INSTRUCTIONS TO FOLLOW: Present every line in which the string "shape" appears.

DATA LISTING:

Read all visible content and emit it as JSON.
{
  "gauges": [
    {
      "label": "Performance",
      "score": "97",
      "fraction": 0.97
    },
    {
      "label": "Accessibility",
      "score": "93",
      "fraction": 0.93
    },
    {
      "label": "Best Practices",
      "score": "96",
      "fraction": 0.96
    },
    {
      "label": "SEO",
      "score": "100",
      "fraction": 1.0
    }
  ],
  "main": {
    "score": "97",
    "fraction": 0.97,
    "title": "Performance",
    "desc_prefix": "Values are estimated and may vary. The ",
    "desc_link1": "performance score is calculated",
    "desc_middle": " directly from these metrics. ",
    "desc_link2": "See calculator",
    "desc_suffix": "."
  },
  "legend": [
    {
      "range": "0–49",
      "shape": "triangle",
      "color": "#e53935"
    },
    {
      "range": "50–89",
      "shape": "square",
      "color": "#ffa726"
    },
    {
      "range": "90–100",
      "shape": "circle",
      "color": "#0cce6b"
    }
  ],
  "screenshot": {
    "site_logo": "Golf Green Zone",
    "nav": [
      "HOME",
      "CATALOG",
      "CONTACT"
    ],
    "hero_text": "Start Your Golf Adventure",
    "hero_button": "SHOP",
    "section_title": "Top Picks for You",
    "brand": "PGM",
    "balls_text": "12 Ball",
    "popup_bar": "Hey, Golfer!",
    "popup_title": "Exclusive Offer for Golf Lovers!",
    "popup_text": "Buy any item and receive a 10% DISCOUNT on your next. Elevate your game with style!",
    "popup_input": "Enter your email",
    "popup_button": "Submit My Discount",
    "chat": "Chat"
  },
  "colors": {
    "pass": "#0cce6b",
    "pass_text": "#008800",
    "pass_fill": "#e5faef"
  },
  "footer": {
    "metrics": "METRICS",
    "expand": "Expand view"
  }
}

EXERCISE OUTPUT:
      "shape": "triangle",
      "shape": "square",
      "shape": "circle",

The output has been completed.